--- PROBLEM TO WORK ON ---
Output each entry that follows exactly. Images stay out.

--- DATASET CONTENT ---
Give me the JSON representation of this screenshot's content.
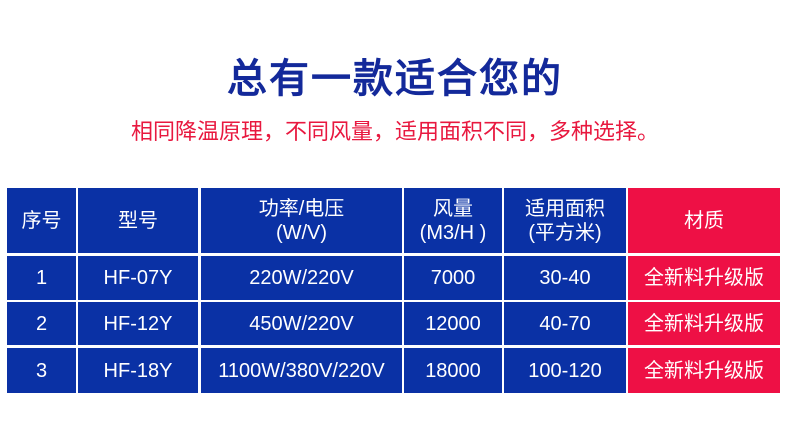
{
  "title": "总有一款适合您的",
  "subtitle": "相同降温原理，不同风量，适用面积不同，多种选择。",
  "colors": {
    "header_blue": "#0a31a5",
    "accent_red": "#ee1045",
    "title_blue": "#13299a"
  },
  "table": {
    "headers": [
      "序号",
      "型号",
      "功率/电压\n(W/V)",
      "风量\n(M3/H )",
      "适用面积\n(平方米)",
      "材质"
    ],
    "rows": [
      [
        "1",
        "HF-07Y",
        "220W/220V",
        "7000",
        "30-40",
        "全新料升级版"
      ],
      [
        "2",
        "HF-12Y",
        "450W/220V",
        "12000",
        "40-70",
        "全新料升级版"
      ],
      [
        "3",
        "HF-18Y",
        "1100W/380V/220V",
        "18000",
        "100-120",
        "全新料升级版"
      ]
    ]
  }
}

--- WORKED ANSWER ---
Give me the JSON representation of this screenshot's content.
{
  "title": "总有一款适合您的",
  "subtitle": "相同降温原理，不同风量，适用面积不同，多种选择。",
  "colors": {
    "header_blue": "#0a31a5",
    "accent_red": "#ee1045",
    "title_blue": "#13299a"
  },
  "table": {
    "headers": [
      "序号",
      "型号",
      "功率/电压\n(W/V)",
      "风量\n(M3/H )",
      "适用面积\n(平方米)",
      "材质"
    ],
    "rows": [
      [
        "1",
        "HF-07Y",
        "220W/220V",
        "7000",
        "30-40",
        "全新料升级版"
      ],
      [
        "2",
        "HF-12Y",
        "450W/220V",
        "12000",
        "40-70",
        "全新料升级版"
      ],
      [
        "3",
        "HF-18Y",
        "1100W/380V/220V",
        "18000",
        "100-120",
        "全新料升级版"
      ]
    ]
  }
}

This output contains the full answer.